Problem
Express the lines of the records from the one containing "Patent image size: (1130, 918)." through the one containing "The node 230 is at (725, 721).", inclusive, as a JSON list of strings, one string per line, with blank lines omitted.

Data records
= = = = = = =

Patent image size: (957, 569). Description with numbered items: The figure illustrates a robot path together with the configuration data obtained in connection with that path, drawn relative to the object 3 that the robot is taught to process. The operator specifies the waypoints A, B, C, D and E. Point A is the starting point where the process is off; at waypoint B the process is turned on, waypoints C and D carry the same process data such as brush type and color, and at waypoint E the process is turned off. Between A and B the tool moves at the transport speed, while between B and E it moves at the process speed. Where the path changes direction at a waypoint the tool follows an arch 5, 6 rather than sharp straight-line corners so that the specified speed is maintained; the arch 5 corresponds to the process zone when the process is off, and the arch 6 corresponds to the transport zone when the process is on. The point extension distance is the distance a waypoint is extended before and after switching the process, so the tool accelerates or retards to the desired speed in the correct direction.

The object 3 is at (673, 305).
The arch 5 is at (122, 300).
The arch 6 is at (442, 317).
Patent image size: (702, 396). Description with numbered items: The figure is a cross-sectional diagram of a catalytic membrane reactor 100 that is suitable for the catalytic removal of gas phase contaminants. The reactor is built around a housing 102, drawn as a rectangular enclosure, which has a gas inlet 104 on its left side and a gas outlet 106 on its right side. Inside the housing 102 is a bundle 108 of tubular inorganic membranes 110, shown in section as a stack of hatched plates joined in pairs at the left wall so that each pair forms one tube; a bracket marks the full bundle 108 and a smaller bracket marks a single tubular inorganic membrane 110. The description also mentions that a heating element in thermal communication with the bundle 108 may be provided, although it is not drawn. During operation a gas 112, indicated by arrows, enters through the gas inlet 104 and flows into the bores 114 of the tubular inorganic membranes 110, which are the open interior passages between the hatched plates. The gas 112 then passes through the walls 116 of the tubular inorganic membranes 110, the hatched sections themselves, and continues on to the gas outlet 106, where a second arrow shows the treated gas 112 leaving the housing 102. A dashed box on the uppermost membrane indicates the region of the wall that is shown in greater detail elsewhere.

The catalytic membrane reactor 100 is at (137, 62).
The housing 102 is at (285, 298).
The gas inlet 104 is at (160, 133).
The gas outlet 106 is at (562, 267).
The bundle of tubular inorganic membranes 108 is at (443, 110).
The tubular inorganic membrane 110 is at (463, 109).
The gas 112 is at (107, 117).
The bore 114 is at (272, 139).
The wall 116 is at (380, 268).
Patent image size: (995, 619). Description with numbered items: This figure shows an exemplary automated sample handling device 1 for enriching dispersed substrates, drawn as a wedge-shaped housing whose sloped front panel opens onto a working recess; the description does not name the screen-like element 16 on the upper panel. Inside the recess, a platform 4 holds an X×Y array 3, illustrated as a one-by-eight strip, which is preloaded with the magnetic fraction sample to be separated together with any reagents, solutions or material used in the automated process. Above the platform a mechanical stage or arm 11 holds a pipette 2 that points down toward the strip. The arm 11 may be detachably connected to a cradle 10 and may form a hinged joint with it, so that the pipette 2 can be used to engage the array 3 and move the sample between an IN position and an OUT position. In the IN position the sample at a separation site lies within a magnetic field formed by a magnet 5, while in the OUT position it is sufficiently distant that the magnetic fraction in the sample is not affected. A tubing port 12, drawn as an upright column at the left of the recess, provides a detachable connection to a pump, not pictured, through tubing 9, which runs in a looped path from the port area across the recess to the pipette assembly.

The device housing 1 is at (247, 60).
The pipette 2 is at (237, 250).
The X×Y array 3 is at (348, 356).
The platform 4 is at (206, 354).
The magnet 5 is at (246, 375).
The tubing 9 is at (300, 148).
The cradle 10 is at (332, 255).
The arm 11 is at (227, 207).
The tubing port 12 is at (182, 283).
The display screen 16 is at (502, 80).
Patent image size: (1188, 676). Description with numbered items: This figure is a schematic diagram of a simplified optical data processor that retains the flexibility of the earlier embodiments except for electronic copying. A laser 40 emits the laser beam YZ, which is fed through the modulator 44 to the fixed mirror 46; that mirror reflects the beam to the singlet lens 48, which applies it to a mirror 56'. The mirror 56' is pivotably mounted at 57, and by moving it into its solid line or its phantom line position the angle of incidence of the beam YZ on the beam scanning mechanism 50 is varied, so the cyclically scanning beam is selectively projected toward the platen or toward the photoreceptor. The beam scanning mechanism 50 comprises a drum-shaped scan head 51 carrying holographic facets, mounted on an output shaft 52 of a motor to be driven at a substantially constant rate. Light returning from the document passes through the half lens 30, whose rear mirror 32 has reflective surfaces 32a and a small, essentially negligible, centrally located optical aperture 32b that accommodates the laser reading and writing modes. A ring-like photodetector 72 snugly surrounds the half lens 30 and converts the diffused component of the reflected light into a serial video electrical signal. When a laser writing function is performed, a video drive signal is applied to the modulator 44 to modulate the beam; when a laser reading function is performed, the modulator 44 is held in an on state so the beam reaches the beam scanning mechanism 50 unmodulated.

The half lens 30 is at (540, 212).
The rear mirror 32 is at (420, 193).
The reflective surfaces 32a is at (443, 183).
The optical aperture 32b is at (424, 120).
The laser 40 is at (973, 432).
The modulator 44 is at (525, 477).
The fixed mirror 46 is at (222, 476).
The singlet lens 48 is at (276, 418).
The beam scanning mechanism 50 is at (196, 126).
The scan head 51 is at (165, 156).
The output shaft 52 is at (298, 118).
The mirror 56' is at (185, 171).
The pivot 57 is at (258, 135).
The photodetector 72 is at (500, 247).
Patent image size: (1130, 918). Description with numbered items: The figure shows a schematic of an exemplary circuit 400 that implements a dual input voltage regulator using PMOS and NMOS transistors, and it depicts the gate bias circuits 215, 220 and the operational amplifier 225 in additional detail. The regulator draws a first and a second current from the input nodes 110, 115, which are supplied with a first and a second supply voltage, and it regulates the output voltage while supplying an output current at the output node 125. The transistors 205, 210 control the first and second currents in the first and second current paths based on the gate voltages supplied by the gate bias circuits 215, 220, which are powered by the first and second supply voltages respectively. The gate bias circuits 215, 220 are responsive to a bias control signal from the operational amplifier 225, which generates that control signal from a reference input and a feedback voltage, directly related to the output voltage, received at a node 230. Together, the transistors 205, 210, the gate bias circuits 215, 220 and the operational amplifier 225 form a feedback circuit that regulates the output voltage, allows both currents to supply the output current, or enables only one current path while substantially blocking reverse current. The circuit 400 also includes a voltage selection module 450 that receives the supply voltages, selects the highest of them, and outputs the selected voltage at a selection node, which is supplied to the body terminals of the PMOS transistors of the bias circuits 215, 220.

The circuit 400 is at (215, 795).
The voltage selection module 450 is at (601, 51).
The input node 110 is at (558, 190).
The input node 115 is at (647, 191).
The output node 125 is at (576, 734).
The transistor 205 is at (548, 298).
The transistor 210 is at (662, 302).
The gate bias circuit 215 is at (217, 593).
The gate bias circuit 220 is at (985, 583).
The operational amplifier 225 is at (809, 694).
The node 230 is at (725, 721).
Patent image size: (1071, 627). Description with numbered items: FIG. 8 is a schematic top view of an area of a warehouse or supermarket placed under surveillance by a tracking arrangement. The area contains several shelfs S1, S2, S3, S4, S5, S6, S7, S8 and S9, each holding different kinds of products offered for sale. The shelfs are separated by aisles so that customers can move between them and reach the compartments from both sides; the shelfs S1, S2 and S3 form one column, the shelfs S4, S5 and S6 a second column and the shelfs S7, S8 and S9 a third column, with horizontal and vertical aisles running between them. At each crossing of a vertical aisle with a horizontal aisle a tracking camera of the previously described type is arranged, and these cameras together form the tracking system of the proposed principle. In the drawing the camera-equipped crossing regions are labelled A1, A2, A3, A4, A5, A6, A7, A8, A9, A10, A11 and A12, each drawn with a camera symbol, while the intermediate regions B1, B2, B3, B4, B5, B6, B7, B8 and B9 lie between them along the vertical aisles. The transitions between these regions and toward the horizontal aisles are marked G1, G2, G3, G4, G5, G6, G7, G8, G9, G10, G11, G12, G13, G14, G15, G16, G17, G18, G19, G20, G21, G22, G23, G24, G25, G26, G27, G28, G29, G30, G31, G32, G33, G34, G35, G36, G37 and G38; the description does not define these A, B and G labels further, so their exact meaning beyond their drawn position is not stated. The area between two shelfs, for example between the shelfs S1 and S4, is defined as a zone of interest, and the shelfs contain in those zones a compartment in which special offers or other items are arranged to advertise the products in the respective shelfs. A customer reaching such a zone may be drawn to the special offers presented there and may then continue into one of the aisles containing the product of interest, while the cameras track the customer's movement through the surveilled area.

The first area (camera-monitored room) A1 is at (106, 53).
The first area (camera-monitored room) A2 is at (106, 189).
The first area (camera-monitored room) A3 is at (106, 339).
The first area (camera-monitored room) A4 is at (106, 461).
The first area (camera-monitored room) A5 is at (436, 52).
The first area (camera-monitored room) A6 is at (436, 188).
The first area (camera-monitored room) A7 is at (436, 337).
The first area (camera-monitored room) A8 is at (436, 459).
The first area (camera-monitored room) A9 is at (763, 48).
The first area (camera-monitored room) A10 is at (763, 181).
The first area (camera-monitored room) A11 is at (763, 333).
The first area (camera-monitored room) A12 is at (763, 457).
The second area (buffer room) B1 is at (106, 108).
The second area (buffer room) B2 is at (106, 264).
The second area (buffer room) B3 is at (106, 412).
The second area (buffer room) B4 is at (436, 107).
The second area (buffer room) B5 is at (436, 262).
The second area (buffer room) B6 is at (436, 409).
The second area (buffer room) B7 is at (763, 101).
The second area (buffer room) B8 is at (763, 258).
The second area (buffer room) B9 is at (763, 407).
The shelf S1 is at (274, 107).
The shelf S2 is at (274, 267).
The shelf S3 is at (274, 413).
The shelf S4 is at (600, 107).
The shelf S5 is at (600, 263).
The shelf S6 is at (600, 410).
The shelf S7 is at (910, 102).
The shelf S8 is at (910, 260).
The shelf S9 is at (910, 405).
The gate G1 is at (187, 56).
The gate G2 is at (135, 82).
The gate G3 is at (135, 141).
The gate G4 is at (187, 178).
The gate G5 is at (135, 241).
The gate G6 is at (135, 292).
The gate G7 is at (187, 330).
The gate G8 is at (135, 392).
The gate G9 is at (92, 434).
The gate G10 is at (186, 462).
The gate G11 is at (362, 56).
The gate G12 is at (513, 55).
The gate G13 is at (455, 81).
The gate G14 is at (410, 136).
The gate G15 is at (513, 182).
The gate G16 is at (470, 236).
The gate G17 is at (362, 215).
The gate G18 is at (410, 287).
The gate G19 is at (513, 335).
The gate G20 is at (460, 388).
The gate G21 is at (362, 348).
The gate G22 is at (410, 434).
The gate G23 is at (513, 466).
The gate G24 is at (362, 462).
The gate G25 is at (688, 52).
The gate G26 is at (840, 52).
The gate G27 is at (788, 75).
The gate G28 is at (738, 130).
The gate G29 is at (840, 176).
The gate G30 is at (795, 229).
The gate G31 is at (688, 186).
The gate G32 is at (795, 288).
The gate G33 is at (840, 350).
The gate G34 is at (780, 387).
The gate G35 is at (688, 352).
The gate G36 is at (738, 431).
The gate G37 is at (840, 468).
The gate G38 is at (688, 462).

= = = = = = =

Result of the task
[
  "Patent image size: (1130, 918). Description with numbered items: The figure shows a schematic of an exemplary circuit 400 that implements a dual input voltage regulator using PMOS and NMOS transistors, and it depicts the gate bias circuits 215, 220 and the operational amplifier 225 in additional detail. The regulator draws a first and a second current from the input nodes 110, 115, which are supplied with a first and a second supply voltage, and it regulates the output voltage while supplying an output current at the output node 125. The transistors 205, 210 control the first and second currents in the first and second current paths based on the gate voltages supplied by the gate bias circuits 215, 220, which are powered by the first and second supply voltages respectively. The gate bias circuits 215, 220 are responsive to a bias control signal from the operational amplifier 225, which generates that control signal from a reference input and a feedback voltage, directly related to the output voltage, received at a node 230. Together, the transistors 205, 210, the gate bias circuits 215, 220 and the operational amplifier 225 form a feedback circuit that regulates the output voltage, allows both currents to supply the output current, or enables only one current path while substantially blocking reverse current. The circuit 400 also includes a voltage selection module 450 that receives the supply voltages, selects the highest of them, and outputs the selected voltage at a selection node, which is supplied to the body terminals of the PMOS transistors of the bias circuits 215, 220.",
  "The circuit 400 is at (215, 795).",
  "The voltage selection module 450 is at (601, 51).",
  "The input node 110 is at (558, 190).",
  "The input node 115 is at (647, 191).",
  "The output node 125 is at (576, 734).",
  "The transistor 205 is at (548, 298).",
  "The transistor 210 is at (662, 302).",
  "The gate bias circuit 215 is at (217, 593).",
  "The gate bias circuit 220 is at (985, 583).",
  "The operational amplifier 225 is at (809, 694).",
  "The node 230 is at (725, 721)."
]